- [Exercise materials]
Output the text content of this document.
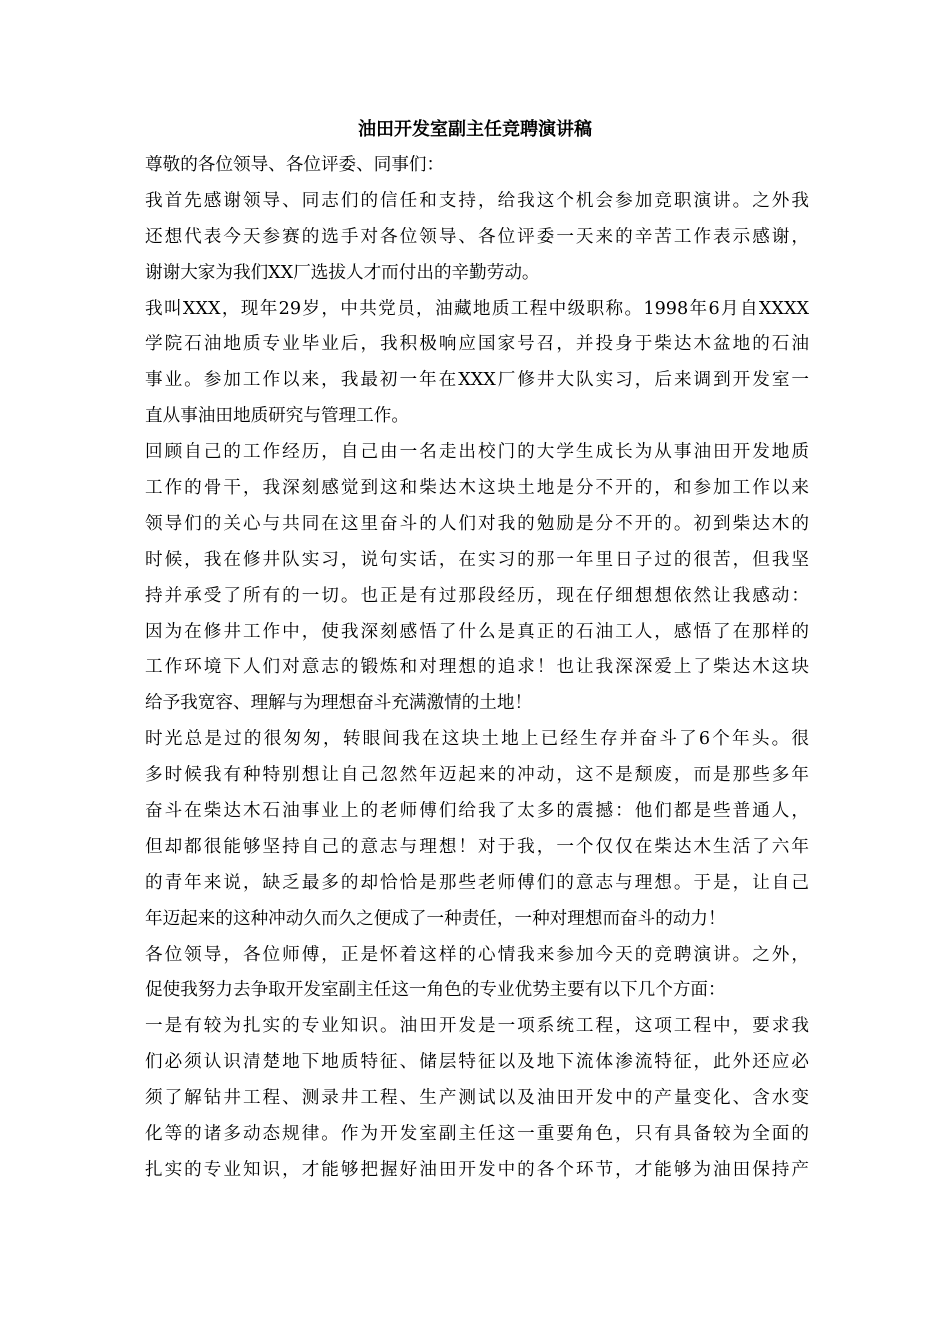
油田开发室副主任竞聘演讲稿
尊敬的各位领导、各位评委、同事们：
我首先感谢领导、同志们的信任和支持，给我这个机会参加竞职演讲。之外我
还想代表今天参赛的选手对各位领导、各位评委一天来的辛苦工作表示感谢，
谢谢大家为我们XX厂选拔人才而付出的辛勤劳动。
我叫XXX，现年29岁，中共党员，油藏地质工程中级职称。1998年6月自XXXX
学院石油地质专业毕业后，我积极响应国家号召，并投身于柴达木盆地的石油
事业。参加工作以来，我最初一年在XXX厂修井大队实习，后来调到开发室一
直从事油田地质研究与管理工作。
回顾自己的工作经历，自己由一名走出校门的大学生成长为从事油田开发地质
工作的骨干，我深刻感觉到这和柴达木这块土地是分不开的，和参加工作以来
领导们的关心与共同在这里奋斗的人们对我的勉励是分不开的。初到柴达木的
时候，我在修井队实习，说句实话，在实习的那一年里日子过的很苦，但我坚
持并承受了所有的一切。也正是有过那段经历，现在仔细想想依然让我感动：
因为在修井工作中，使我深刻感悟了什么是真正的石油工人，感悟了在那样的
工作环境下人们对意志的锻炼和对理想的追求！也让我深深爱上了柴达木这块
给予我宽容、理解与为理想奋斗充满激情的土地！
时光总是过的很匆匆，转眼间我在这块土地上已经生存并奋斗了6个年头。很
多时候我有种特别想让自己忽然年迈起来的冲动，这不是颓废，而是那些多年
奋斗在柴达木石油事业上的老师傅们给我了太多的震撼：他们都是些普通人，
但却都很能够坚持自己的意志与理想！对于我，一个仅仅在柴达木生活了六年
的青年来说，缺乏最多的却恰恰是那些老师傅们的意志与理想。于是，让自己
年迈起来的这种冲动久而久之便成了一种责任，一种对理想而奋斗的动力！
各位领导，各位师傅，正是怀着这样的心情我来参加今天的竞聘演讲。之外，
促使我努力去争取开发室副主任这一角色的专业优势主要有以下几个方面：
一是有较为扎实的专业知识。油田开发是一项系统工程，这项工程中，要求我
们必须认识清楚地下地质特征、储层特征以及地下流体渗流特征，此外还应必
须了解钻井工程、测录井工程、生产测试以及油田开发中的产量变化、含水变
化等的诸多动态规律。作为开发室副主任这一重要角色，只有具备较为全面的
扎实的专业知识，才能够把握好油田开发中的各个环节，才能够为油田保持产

* * *

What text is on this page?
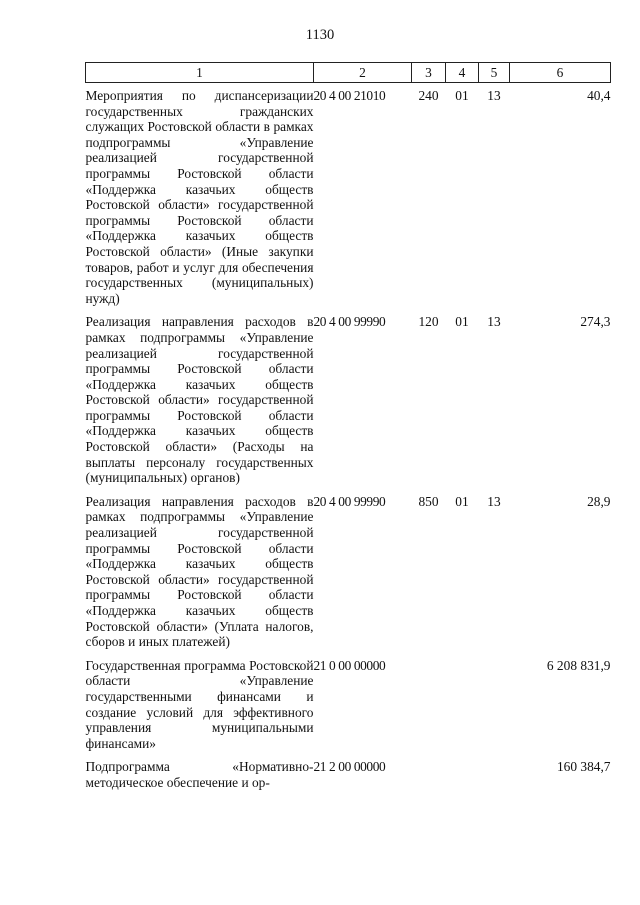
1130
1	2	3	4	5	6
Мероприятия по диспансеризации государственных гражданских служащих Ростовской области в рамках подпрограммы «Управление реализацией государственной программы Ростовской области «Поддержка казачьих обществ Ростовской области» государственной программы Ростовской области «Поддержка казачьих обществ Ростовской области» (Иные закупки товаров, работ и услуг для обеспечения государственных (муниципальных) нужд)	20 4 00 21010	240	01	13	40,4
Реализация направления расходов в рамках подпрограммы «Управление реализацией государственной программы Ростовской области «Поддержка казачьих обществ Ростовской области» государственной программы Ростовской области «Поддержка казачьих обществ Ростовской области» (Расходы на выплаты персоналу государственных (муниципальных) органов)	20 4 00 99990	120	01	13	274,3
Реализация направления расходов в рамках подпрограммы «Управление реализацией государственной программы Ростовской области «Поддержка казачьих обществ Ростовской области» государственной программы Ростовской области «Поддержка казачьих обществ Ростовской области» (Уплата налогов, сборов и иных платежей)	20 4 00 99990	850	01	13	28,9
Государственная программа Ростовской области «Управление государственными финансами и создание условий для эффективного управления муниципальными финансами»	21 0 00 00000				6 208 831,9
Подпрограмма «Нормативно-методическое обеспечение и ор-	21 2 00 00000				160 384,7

==

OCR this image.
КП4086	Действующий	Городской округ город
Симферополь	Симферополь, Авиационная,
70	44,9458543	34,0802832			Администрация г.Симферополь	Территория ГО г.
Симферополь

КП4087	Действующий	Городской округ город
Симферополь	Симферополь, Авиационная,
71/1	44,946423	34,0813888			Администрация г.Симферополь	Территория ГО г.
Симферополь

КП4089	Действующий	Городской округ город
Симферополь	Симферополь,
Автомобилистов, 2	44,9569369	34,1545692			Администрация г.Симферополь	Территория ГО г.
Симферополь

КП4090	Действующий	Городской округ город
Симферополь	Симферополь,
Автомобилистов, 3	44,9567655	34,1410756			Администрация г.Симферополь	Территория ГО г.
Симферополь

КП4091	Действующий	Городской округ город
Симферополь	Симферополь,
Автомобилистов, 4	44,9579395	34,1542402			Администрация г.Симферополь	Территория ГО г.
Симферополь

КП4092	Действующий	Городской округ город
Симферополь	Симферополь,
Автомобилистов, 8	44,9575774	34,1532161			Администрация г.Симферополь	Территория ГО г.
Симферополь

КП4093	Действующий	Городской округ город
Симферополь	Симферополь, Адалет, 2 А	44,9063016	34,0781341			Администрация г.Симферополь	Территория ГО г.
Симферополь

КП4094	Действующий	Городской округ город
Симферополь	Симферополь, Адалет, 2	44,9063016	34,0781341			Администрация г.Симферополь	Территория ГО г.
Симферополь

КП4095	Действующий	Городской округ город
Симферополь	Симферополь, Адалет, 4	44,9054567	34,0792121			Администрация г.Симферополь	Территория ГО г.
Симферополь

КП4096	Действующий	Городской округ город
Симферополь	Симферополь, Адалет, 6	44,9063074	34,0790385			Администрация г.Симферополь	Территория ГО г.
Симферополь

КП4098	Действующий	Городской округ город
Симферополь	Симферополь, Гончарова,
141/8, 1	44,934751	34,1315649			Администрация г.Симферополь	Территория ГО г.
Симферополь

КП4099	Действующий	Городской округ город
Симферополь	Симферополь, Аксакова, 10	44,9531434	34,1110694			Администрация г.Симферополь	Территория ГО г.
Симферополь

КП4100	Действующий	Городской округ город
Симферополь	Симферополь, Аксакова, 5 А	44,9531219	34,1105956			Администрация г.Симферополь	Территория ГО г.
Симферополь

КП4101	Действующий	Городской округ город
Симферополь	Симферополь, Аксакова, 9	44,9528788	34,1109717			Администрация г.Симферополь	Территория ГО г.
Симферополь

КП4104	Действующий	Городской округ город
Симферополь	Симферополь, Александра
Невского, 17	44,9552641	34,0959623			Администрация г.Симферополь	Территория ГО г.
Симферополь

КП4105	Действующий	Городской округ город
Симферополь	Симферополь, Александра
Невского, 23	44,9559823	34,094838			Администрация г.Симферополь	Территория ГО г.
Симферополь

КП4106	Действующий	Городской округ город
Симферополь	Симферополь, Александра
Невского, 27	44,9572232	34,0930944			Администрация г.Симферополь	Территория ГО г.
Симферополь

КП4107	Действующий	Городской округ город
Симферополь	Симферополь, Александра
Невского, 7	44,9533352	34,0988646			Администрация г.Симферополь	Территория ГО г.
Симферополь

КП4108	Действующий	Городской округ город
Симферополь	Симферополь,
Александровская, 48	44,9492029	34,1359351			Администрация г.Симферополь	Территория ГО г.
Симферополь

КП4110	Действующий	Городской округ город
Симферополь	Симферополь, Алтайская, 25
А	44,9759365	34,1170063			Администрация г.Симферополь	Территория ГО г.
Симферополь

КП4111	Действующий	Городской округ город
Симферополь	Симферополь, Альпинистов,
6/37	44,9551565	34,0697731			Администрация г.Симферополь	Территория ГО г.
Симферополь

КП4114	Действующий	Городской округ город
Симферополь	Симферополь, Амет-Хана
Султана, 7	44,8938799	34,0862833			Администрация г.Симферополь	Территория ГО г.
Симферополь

- [Task brief]
Find every line with "Адалет" in the listing and state how many there are, nothing else.

- [Written solution]
4